Source document:
* * *

Credit:  By Fred Bever | Maine Public | May 3, 2022 | www.mainepublic.org ~~

A wide coalition of New England conservation groups is calling on federal regulators for a rigorous review of the potential effects of offshore wind-farms on Gulf of Maine ecosystems and fisheries. And they want that effort made before specific wind sites are proposed – which the feds did not do when planning wind-lease areas in southern New England.

Some 18 groups from Massachusetts, New Hampshire and Maine signed on to the effort, ranging from the New England Aquarium to the Natural Resources Council of Maine, as well as national organizations like the Audubon Society.

They are calling for a “Programmatic Environmental Impact Statement” – a comprehensive up-front review of the all the Gulf’s ecosystems, before any consideration of where the best wind- lease sites might be.

* * *

Records from a dataset:
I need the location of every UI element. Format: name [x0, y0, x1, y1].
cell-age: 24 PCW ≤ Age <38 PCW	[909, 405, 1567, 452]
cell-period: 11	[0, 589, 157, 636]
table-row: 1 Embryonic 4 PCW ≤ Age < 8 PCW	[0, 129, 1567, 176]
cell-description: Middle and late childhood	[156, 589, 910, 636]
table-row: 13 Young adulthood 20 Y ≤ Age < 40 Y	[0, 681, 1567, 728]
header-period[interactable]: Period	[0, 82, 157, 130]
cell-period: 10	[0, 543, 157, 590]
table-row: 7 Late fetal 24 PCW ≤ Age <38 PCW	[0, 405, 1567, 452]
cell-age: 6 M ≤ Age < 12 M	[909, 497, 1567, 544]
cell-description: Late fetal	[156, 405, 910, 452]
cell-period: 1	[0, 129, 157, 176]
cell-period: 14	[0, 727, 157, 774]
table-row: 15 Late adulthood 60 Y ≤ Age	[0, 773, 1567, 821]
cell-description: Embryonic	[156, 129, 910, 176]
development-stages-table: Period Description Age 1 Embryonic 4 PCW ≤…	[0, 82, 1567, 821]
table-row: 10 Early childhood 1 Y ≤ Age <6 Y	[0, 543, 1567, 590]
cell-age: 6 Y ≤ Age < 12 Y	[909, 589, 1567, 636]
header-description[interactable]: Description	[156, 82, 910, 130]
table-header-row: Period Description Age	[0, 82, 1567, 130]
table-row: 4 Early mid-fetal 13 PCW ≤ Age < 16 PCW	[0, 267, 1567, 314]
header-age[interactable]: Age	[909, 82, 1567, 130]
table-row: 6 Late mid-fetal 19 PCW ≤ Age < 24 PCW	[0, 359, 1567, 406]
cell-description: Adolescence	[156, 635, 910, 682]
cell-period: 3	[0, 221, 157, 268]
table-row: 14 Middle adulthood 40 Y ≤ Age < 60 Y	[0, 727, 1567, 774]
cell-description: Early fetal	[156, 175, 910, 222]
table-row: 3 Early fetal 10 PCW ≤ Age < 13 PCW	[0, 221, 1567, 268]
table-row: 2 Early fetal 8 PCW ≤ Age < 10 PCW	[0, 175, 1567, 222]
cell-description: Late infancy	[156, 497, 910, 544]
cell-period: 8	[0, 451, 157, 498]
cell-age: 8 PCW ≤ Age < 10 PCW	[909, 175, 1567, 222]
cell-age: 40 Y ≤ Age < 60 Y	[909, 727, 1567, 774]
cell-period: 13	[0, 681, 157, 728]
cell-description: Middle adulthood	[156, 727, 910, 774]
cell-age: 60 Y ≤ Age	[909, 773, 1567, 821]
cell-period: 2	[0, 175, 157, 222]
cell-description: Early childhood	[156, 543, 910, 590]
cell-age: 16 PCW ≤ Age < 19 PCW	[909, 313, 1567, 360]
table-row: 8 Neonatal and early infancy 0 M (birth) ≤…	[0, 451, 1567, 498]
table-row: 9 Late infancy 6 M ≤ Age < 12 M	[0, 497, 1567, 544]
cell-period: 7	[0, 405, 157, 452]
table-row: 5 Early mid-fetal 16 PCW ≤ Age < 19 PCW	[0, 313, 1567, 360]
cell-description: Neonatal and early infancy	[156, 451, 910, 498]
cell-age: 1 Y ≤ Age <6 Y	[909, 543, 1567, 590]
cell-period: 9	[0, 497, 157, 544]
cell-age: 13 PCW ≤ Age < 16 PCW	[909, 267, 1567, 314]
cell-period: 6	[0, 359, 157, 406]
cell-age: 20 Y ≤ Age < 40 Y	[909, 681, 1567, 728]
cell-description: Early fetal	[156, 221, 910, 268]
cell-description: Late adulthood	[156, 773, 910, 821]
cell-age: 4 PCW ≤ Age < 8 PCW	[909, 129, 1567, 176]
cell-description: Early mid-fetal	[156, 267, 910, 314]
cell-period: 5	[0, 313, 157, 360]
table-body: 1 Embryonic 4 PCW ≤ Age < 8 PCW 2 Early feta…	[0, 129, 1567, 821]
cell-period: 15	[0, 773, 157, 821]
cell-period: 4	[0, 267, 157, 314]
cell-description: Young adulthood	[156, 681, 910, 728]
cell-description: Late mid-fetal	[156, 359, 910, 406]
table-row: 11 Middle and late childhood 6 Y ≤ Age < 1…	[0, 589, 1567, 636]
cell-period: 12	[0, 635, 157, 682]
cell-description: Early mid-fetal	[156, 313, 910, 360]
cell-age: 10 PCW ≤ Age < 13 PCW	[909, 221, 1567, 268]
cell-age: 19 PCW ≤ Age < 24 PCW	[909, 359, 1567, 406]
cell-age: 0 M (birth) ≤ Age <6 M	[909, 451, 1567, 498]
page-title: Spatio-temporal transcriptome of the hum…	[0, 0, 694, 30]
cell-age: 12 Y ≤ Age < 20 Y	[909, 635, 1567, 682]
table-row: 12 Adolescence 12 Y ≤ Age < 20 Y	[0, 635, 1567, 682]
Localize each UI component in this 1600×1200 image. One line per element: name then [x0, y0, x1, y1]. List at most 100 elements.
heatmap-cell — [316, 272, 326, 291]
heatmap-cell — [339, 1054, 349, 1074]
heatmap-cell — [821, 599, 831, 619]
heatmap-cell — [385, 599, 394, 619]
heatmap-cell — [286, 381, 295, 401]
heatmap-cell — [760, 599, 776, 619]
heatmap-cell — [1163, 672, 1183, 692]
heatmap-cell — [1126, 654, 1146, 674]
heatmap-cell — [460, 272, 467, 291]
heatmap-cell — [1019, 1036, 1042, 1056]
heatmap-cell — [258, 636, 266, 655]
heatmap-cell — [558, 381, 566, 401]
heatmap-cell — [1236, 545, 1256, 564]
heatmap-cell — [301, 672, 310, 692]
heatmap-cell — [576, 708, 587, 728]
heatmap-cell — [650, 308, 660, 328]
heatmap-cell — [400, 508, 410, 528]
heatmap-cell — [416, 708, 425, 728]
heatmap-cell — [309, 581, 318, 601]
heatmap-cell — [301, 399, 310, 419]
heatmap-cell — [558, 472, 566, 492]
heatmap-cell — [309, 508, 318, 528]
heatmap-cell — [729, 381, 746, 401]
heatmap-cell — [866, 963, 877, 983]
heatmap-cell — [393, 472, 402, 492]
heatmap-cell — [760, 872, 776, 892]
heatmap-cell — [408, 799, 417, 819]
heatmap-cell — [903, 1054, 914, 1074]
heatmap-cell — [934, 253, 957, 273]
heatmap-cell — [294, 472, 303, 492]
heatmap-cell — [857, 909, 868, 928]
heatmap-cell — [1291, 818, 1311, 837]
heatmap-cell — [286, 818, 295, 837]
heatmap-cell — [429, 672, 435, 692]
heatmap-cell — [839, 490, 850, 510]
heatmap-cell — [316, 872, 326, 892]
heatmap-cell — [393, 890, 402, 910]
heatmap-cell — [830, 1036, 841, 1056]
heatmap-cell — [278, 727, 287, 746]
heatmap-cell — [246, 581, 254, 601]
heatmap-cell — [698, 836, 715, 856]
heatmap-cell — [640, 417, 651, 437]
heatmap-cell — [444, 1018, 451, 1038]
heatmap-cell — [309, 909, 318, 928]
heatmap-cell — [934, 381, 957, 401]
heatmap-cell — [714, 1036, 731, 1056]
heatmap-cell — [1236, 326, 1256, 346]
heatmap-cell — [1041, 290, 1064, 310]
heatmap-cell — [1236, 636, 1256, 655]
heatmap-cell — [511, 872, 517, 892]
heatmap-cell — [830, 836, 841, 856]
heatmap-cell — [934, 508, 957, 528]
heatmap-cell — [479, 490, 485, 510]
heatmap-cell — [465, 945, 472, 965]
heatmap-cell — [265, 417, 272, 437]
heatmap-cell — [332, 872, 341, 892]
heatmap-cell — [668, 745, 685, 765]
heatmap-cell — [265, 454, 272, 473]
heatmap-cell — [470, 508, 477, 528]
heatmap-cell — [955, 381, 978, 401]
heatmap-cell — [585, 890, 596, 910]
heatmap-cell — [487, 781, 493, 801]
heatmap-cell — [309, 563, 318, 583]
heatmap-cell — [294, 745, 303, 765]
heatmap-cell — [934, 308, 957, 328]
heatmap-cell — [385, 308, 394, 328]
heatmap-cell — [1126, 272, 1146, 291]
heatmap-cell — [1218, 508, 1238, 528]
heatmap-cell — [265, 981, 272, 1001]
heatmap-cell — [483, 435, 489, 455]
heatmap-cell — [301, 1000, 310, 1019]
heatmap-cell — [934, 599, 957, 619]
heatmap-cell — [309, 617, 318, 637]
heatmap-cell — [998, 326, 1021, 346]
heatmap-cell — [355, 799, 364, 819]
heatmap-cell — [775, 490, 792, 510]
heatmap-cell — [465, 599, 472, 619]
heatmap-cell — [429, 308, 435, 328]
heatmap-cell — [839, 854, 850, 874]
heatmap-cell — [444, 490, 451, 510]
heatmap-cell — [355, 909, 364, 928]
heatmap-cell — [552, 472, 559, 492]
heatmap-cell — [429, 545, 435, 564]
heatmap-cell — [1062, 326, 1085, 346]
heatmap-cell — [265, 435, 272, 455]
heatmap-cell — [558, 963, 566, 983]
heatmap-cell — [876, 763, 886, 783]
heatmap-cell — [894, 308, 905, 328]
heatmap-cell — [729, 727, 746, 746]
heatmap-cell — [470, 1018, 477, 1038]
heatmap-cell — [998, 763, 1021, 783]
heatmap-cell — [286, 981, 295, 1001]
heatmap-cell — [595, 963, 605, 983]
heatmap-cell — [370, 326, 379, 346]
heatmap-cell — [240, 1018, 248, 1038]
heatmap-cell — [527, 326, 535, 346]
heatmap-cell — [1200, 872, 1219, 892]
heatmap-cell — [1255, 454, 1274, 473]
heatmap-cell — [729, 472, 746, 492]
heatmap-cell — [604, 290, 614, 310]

* * *

What to do:
a) Reproduce the passage of the Gulf of Maine wind article from "Some 18 groups" up to and including "the Audubon Society.".
b) In the Gulf of Maine wind article, which three states are the signing groups from?

Written answers:
a)
Some 18 groups from Massachusetts, New Hampshire and Maine signed on to the effort, ranging from the New England Aquarium to the Natural Resources Council of Maine, as well as national organizations like the Audubon Society.

b) Massachusetts, New Hampshire and Maine.